**Aim**: Print out the material that follows word for word.

[Stored data]

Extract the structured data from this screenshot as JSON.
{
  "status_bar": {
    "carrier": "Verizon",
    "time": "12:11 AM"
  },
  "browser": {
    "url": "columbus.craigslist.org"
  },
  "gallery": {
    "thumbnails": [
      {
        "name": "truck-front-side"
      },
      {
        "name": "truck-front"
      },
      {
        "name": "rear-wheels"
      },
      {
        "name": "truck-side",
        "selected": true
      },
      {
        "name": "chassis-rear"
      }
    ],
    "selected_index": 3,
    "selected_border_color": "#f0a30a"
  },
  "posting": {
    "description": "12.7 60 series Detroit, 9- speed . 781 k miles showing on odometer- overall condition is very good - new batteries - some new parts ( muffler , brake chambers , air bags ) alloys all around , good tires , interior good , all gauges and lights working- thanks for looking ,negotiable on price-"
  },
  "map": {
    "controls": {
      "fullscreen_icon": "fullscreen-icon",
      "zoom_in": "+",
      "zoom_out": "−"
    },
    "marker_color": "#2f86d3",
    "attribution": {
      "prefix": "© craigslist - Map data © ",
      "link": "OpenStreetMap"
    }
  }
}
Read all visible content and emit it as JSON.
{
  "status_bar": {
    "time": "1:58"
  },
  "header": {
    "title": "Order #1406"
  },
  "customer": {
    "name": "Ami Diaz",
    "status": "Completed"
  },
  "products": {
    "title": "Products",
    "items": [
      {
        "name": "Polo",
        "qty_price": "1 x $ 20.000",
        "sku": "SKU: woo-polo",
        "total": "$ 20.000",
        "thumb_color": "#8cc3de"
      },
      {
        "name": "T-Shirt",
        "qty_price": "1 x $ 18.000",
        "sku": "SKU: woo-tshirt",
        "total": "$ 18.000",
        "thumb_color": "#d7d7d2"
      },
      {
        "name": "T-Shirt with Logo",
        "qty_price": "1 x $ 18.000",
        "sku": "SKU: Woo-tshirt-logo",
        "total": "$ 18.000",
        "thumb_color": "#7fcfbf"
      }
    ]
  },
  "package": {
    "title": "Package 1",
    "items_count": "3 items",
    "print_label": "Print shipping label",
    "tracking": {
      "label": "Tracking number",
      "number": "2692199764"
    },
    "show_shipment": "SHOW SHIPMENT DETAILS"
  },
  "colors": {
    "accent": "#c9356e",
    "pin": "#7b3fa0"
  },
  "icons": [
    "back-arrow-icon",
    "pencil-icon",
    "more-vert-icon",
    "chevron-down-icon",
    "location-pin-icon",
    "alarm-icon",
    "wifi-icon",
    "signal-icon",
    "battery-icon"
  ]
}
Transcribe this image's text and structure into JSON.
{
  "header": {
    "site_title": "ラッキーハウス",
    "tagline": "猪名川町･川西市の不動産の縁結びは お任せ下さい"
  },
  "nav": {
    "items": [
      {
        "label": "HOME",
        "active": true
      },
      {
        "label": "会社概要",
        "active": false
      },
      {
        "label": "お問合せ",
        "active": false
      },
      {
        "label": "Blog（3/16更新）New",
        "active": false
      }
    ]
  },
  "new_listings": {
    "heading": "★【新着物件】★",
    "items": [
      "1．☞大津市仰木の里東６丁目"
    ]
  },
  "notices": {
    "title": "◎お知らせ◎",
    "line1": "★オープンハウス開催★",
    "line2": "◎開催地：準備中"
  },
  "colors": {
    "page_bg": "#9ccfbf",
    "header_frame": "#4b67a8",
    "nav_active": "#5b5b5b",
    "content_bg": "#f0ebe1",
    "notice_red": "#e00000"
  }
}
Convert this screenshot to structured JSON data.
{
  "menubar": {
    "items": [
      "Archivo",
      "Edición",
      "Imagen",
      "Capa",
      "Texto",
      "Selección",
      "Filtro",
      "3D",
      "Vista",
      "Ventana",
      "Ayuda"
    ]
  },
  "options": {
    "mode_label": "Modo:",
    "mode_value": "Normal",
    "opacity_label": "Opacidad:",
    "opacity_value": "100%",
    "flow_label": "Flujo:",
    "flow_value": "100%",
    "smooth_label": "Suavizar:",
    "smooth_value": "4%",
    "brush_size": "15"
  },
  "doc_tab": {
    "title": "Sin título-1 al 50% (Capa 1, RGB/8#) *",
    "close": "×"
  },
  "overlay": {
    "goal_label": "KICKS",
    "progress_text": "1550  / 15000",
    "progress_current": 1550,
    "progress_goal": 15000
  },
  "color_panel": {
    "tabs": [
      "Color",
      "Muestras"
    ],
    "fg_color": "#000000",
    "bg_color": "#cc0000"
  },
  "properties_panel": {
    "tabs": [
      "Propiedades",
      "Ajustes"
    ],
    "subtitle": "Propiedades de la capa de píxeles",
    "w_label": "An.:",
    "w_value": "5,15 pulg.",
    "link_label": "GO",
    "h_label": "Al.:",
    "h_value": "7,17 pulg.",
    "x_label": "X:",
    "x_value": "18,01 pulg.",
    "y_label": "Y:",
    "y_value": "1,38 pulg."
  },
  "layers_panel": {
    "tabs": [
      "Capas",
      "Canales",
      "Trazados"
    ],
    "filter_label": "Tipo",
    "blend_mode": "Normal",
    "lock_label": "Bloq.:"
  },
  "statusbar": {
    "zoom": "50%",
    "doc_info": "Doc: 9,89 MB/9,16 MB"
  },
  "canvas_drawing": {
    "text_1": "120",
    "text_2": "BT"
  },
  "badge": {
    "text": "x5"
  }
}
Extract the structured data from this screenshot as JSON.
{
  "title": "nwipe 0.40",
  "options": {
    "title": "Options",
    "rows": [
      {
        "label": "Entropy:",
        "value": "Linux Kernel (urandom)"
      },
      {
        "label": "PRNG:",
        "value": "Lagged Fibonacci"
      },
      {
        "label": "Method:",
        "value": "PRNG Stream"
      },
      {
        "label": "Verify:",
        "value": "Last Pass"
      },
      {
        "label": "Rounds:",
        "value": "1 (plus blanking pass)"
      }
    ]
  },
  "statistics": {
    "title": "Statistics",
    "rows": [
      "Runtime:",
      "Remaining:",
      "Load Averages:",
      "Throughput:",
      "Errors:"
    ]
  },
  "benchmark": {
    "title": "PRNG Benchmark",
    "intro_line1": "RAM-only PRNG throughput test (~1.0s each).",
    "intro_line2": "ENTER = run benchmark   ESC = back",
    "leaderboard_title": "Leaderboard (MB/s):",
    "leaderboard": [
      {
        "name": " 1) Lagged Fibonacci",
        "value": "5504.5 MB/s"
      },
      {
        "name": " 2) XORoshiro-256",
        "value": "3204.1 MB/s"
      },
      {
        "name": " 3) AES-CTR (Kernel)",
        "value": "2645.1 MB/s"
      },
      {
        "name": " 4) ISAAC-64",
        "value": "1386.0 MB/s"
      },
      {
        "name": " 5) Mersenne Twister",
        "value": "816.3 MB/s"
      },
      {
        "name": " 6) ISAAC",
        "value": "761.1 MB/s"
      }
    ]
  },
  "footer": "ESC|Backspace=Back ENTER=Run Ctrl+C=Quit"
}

**Result below**:
Extract the structured data from this screenshot as JSON.
{
  "status_bar": {
    "carrier": "Verizon",
    "time": "12:11 AM"
  },
  "browser": {
    "url": "columbus.craigslist.org"
  },
  "gallery": {
    "thumbnails": [
      {
        "name": "truck-front-side"
      },
      {
        "name": "truck-front"
      },
      {
        "name": "rear-wheels"
      },
      {
        "name": "truck-side",
        "selected": true
      },
      {
        "name": "chassis-rear"
      }
    ],
    "selected_index": 3,
    "selected_border_color": "#f0a30a"
  },
  "posting": {
    "description": "12.7 60 series Detroit, 9- speed . 781 k miles showing on odometer- overall condition is very good - new batteries - some new parts ( muffler , brake chambers , air bags ) alloys all around , good tires , interior good , all gauges and lights working- thanks for looking ,negotiable on price-"
  },
  "map": {
    "controls": {
      "fullscreen_icon": "fullscreen-icon",
      "zoom_in": "+",
      "zoom_out": "−"
    },
    "marker_color": "#2f86d3",
    "attribution": {
      "prefix": "© craigslist - Map data © ",
      "link": "OpenStreetMap"
    }
  }
}
Read all visible content and emit it as JSON.
{
  "status_bar": {
    "time": "1:58"
  },
  "header": {
    "title": "Order #1406"
  },
  "customer": {
    "name": "Ami Diaz",
    "status": "Completed"
  },
  "products": {
    "title": "Products",
    "items": [
      {
        "name": "Polo",
        "qty_price": "1 x $ 20.000",
        "sku": "SKU: woo-polo",
        "total": "$ 20.000",
        "thumb_color": "#8cc3de"
      },
      {
        "name": "T-Shirt",
        "qty_price": "1 x $ 18.000",
        "sku": "SKU: woo-tshirt",
        "total": "$ 18.000",
        "thumb_color": "#d7d7d2"
      },
      {
        "name": "T-Shirt with Logo",
        "qty_price": "1 x $ 18.000",
        "sku": "SKU: Woo-tshirt-logo",
        "total": "$ 18.000",
        "thumb_color": "#7fcfbf"
      }
    ]
  },
  "package": {
    "title": "Package 1",
    "items_count": "3 items",
    "print_label": "Print shipping label",
    "tracking": {
      "label": "Tracking number",
      "number": "2692199764"
    },
    "show_shipment": "SHOW SHIPMENT DETAILS"
  },
  "colors": {
    "accent": "#c9356e",
    "pin": "#7b3fa0"
  },
  "icons": [
    "back-arrow-icon",
    "pencil-icon",
    "more-vert-icon",
    "chevron-down-icon",
    "location-pin-icon",
    "alarm-icon",
    "wifi-icon",
    "signal-icon",
    "battery-icon"
  ]
}
Transcribe this image's text and structure into JSON.
{
  "header": {
    "site_title": "ラッキーハウス",
    "tagline": "猪名川町･川西市の不動産の縁結びは お任せ下さい"
  },
  "nav": {
    "items": [
      {
        "label": "HOME",
        "active": true
      },
      {
        "label": "会社概要",
        "active": false
      },
      {
        "label": "お問合せ",
        "active": false
      },
      {
        "label": "Blog（3/16更新）New",
        "active": false
      }
    ]
  },
  "new_listings": {
    "heading": "★【新着物件】★",
    "items": [
      "1．☞大津市仰木の里東６丁目"
    ]
  },
  "notices": {
    "title": "◎お知らせ◎",
    "line1": "★オープンハウス開催★",
    "line2": "◎開催地：準備中"
  },
  "colors": {
    "page_bg": "#9ccfbf",
    "header_frame": "#4b67a8",
    "nav_active": "#5b5b5b",
    "content_bg": "#f0ebe1",
    "notice_red": "#e00000"
  }
}
Convert this screenshot to structured JSON data.
{
  "menubar": {
    "items": [
      "Archivo",
      "Edición",
      "Imagen",
      "Capa",
      "Texto",
      "Selección",
      "Filtro",
      "3D",
      "Vista",
      "Ventana",
      "Ayuda"
    ]
  },
  "options": {
    "mode_label": "Modo:",
    "mode_value": "Normal",
    "opacity_label": "Opacidad:",
    "opacity_value": "100%",
    "flow_label": "Flujo:",
    "flow_value": "100%",
    "smooth_label": "Suavizar:",
    "smooth_value": "4%",
    "brush_size": "15"
  },
  "doc_tab": {
    "title": "Sin título-1 al 50% (Capa 1, RGB/8#) *",
    "close": "×"
  },
  "overlay": {
    "goal_label": "KICKS",
    "progress_text": "1550  / 15000",
    "progress_current": 1550,
    "progress_goal": 15000
  },
  "color_panel": {
    "tabs": [
      "Color",
      "Muestras"
    ],
    "fg_color": "#000000",
    "bg_color": "#cc0000"
  },
  "properties_panel": {
    "tabs": [
      "Propiedades",
      "Ajustes"
    ],
    "subtitle": "Propiedades de la capa de píxeles",
    "w_label": "An.:",
    "w_value": "5,15 pulg.",
    "link_label": "GO",
    "h_label": "Al.:",
    "h_value": "7,17 pulg.",
    "x_label": "X:",
    "x_value": "18,01 pulg.",
    "y_label": "Y:",
    "y_value": "1,38 pulg."
  },
  "layers_panel": {
    "tabs": [
      "Capas",
      "Canales",
      "Trazados"
    ],
    "filter_label": "Tipo",
    "blend_mode": "Normal",
    "lock_label": "Bloq.:"
  },
  "statusbar": {
    "zoom": "50%",
    "doc_info": "Doc: 9,89 MB/9,16 MB"
  },
  "canvas_drawing": {
    "text_1": "120",
    "text_2": "BT"
  },
  "badge": {
    "text": "x5"
  }
}
Extract the structured data from this screenshot as JSON.
{
  "title": "nwipe 0.40",
  "options": {
    "title": "Options",
    "rows": [
      {
        "label": "Entropy:",
        "value": "Linux Kernel (urandom)"
      },
      {
        "label": "PRNG:",
        "value": "Lagged Fibonacci"
      },
      {
        "label": "Method:",
        "value": "PRNG Stream"
      },
      {
        "label": "Verify:",
        "value": "Last Pass"
      },
      {
        "label": "Rounds:",
        "value": "1 (plus blanking pass)"
      }
    ]
  },
  "statistics": {
    "title": "Statistics",
    "rows": [
      "Runtime:",
      "Remaining:",
      "Load Averages:",
      "Throughput:",
      "Errors:"
    ]
  },
  "benchmark": {
    "title": "PRNG Benchmark",
    "intro_line1": "RAM-only PRNG throughput test (~1.0s each).",
    "intro_line2": "ENTER = run benchmark   ESC = back",
    "leaderboard_title": "Leaderboard (MB/s):",
    "leaderboard": [
      {
        "name": " 1) Lagged Fibonacci",
        "value": "5504.5 MB/s"
      },
      {
        "name": " 2) XORoshiro-256",
        "value": "3204.1 MB/s"
      },
      {
        "name": " 3) AES-CTR (Kernel)",
        "value": "2645.1 MB/s"
      },
      {
        "name": " 4) ISAAC-64",
        "value": "1386.0 MB/s"
      },
      {
        "name": " 5) Mersenne Twister",
        "value": "816.3 MB/s"
      },
      {
        "name": " 6) ISAAC",
        "value": "761.1 MB/s"
      }
    ]
  },
  "footer": "ESC|Backspace=Back ENTER=Run Ctrl+C=Quit"
}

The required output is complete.